*Requirements*: Pictures do not belong in the copy, so please give every entry below again exactly.

*Input material*:
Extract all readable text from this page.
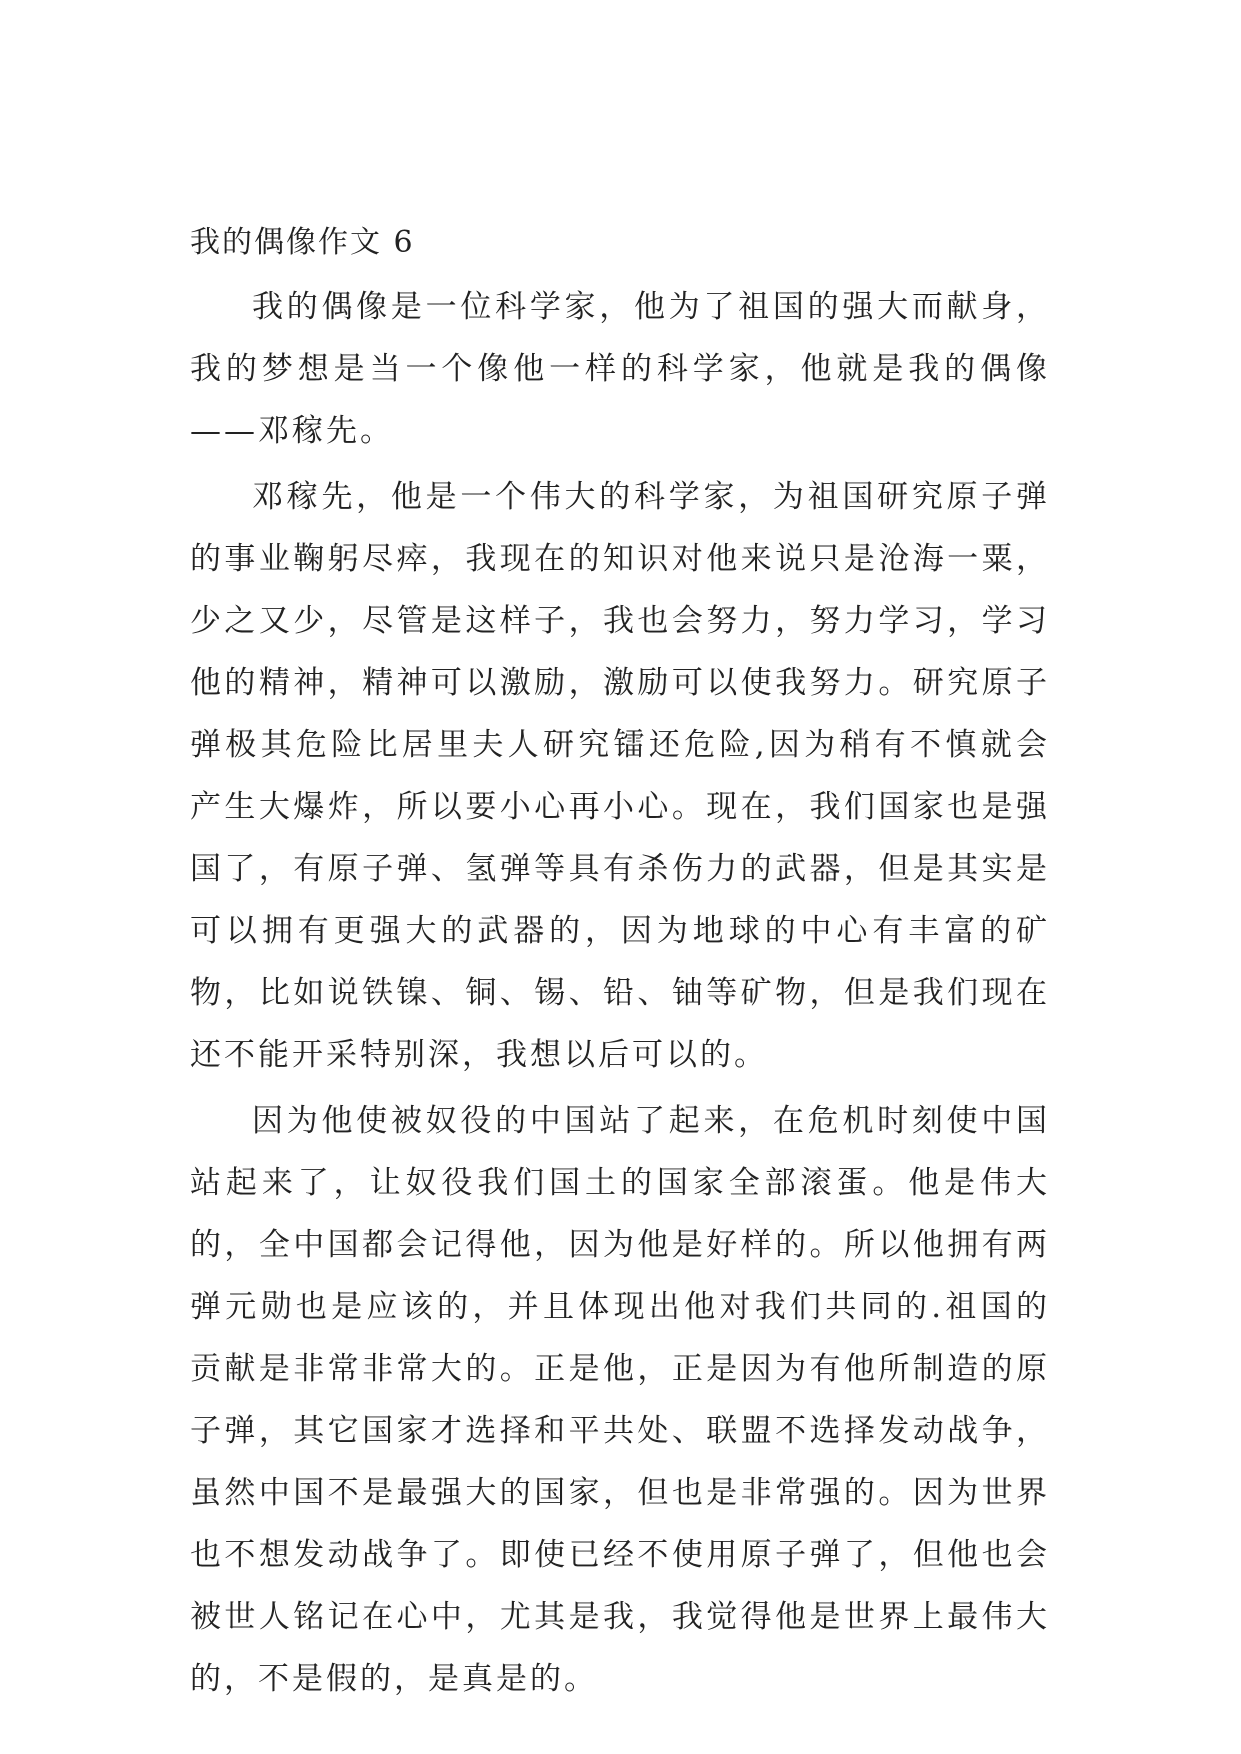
我的偶像作文 6

我的偶像是一位科学家，他为了祖国的强大而献身，我的梦想是当一个像他一样的科学家，他就是我的偶像——邓稼先。

邓稼先，他是一个伟大的科学家，为祖国研究原子弹的事业鞠躬尽瘁，我现在的知识对他来说只是沧海一粟，少之又少，尽管是这样子，我也会努力，努力学习，学习他的精神，精神可以激励，激励可以使我努力。研究原子弹极其危险比居里夫人研究镭还危险,因为稍有不慎就会产生大爆炸，所以要小心再小心。现在，我们国家也是强国了，有原子弹、氢弹等具有杀伤力的武器，但是其实是可以拥有更强大的武器的，因为地球的中心有丰富的矿物，比如说铁镍、铜、锡、铅、铀等矿物，但是我们现在还不能开采特别深，我想以后可以的。

因为他使被奴役的中国站了起来，在危机时刻使中国站起来了，让奴役我们国土的国家全部滚蛋。他是伟大的，全中国都会记得他，因为他是好样的。所以他拥有两弹元勋也是应该的，并且体现出他对我们共同的.祖国的贡献是非常非常大的。正是他，正是因为有他所制造的原子弹，其它国家才选择和平共处、联盟不选择发动战争，虽然中国不是最强大的国家，但也是非常强的。因为世界也不想发动战争了。即使已经不使用原子弹了，但他也会被世人铭记在心中，尤其是我，我觉得他是世界上最伟大的，不是假的，是真是的。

*Reply*:
Extract all readable text from this page.
我的偶像作文 6

我的偶像是一位科学家，他为了祖国的强大而献身，我的梦想是当一个像他一样的科学家，他就是我的偶像——邓稼先。

邓稼先，他是一个伟大的科学家，为祖国研究原子弹的事业鞠躬尽瘁，我现在的知识对他来说只是沧海一粟，少之又少，尽管是这样子，我也会努力，努力学习，学习他的精神，精神可以激励，激励可以使我努力。研究原子弹极其危险比居里夫人研究镭还危险,因为稍有不慎就会产生大爆炸，所以要小心再小心。现在，我们国家也是强国了，有原子弹、氢弹等具有杀伤力的武器，但是其实是可以拥有更强大的武器的，因为地球的中心有丰富的矿物，比如说铁镍、铜、锡、铅、铀等矿物，但是我们现在还不能开采特别深，我想以后可以的。

因为他使被奴役的中国站了起来，在危机时刻使中国站起来了，让奴役我们国土的国家全部滚蛋。他是伟大的，全中国都会记得他，因为他是好样的。所以他拥有两弹元勋也是应该的，并且体现出他对我们共同的.祖国的贡献是非常非常大的。正是他，正是因为有他所制造的原子弹，其它国家才选择和平共处、联盟不选择发动战争，虽然中国不是最强大的国家，但也是非常强的。因为世界也不想发动战争了。即使已经不使用原子弹了，但他也会被世人铭记在心中，尤其是我，我觉得他是世界上最伟大的，不是假的，是真是的。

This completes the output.